• _Description of the task_
Could you restate the entries from the line that has "133, 225, 160]" through the line that has "fold-marker-icon bbox=[796, 357, 806, 371]", swapping "bottom-shade" for "bottom-gradient" and leaving everything else unchanged?

—————

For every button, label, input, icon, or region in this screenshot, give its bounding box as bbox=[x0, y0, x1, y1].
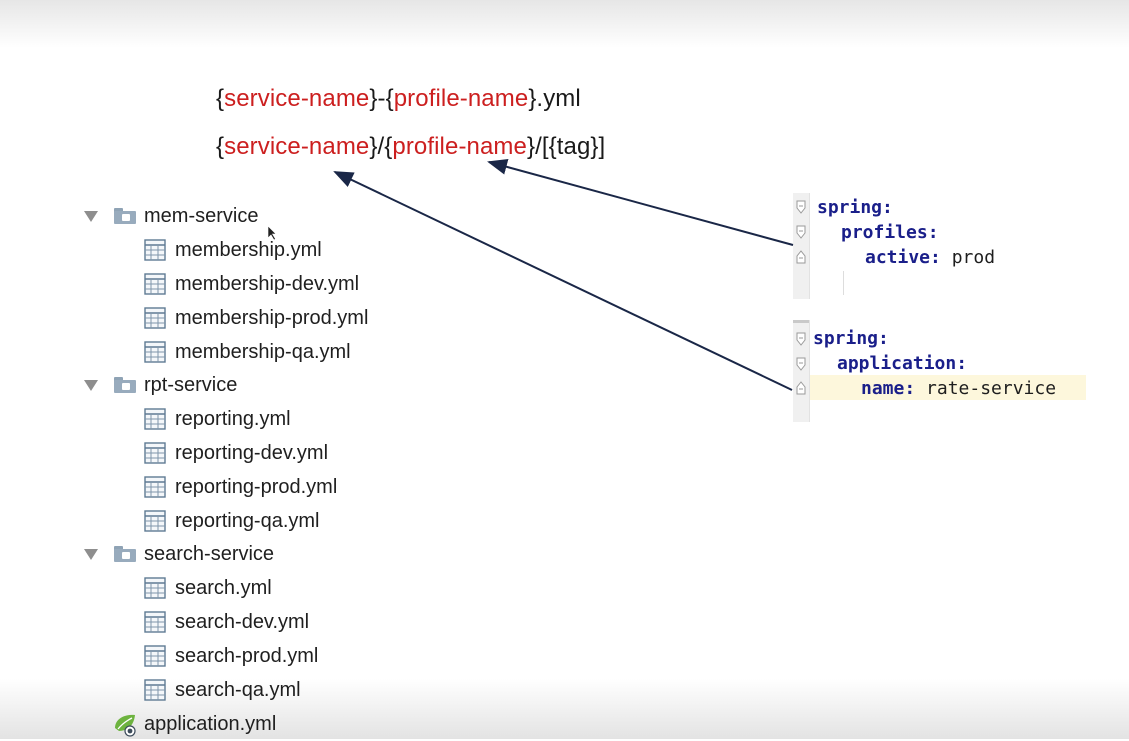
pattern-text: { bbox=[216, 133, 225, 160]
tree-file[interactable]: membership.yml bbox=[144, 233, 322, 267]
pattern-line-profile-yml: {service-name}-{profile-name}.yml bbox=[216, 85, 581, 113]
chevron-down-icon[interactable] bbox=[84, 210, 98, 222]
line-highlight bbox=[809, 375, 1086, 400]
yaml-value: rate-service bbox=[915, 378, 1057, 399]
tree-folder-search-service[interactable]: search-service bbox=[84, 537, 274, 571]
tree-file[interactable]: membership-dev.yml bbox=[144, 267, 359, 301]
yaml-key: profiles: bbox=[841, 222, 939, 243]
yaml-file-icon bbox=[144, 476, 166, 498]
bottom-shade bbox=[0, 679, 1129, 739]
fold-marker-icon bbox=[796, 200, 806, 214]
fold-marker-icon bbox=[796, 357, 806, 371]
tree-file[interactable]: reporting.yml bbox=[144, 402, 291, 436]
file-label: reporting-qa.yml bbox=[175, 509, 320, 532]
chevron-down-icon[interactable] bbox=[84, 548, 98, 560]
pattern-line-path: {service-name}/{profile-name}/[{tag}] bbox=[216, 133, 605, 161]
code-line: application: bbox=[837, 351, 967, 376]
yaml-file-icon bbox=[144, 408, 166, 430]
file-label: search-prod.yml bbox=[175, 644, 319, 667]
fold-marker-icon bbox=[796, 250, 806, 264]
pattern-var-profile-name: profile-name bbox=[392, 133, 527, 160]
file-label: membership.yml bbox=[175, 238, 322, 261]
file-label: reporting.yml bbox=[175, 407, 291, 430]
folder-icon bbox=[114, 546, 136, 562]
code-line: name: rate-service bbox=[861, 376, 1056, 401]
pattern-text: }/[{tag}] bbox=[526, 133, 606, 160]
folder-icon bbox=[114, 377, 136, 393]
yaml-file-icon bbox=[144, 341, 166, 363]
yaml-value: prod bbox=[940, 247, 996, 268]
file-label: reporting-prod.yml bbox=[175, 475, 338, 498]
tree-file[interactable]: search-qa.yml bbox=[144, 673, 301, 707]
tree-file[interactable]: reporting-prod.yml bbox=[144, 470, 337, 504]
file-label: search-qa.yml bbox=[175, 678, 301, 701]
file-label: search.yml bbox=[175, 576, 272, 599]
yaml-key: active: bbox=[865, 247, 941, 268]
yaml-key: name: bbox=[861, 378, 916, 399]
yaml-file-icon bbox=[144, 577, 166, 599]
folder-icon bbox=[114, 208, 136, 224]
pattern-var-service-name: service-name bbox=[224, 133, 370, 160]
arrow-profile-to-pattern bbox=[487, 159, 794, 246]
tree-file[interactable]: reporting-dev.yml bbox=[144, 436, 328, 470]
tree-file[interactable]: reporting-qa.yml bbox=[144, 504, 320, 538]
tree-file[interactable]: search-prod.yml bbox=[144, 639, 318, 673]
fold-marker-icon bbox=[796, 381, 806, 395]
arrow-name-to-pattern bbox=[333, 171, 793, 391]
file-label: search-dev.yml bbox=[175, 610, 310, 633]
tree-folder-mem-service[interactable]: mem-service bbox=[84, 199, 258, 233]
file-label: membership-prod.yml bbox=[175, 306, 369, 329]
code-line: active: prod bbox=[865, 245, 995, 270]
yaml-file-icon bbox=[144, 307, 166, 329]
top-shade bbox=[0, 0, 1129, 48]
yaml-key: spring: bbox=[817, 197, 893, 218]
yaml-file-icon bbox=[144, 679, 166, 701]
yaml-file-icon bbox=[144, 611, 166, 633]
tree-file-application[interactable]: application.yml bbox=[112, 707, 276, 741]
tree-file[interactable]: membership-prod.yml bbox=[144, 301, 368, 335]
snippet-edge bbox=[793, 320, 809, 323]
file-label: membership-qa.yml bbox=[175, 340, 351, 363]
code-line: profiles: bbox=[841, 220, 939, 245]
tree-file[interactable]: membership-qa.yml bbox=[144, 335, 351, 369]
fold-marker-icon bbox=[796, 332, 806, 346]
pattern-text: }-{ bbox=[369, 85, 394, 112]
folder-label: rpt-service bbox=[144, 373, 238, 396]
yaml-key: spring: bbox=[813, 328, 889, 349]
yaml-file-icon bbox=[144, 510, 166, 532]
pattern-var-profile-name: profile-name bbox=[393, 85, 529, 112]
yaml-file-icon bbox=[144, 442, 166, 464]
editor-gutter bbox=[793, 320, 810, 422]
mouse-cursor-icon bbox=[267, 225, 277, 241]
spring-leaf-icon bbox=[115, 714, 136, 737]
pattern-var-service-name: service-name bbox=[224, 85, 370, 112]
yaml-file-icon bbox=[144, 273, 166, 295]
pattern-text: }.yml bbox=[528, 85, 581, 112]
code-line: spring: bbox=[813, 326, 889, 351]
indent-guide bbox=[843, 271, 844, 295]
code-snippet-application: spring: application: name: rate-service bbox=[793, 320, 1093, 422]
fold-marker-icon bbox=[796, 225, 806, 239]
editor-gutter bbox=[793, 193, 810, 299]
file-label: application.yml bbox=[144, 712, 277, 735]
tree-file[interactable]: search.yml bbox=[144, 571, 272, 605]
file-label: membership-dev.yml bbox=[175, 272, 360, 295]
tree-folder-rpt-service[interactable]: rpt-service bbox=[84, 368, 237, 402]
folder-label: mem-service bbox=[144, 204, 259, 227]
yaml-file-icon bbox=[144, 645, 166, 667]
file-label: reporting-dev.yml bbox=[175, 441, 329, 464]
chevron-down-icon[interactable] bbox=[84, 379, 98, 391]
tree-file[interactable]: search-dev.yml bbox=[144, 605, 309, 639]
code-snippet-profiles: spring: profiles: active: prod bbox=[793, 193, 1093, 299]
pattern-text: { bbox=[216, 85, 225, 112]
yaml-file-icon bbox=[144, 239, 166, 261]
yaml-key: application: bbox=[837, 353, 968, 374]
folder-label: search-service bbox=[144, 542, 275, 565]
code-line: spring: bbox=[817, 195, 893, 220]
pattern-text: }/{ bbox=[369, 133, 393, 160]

—————

• _Result_
pattern-text: { bbox=[216, 133, 225, 160]
tree-file[interactable]: membership.yml bbox=[144, 233, 322, 267]
pattern-line-profile-yml: {service-name}-{profile-name}.yml bbox=[216, 85, 581, 113]
chevron-down-icon[interactable] bbox=[84, 210, 98, 222]
line-highlight bbox=[809, 375, 1086, 400]
yaml-value: rate-service bbox=[915, 378, 1057, 399]
tree-folder-search-service[interactable]: search-service bbox=[84, 537, 274, 571]
tree-file[interactable]: membership-dev.yml bbox=[144, 267, 359, 301]
yaml-key: profiles: bbox=[841, 222, 939, 243]
yaml-file-icon bbox=[144, 476, 166, 498]
bottom-gradient bbox=[0, 679, 1129, 739]
fold-marker-icon bbox=[796, 200, 806, 214]
fold-marker-icon bbox=[796, 357, 806, 371]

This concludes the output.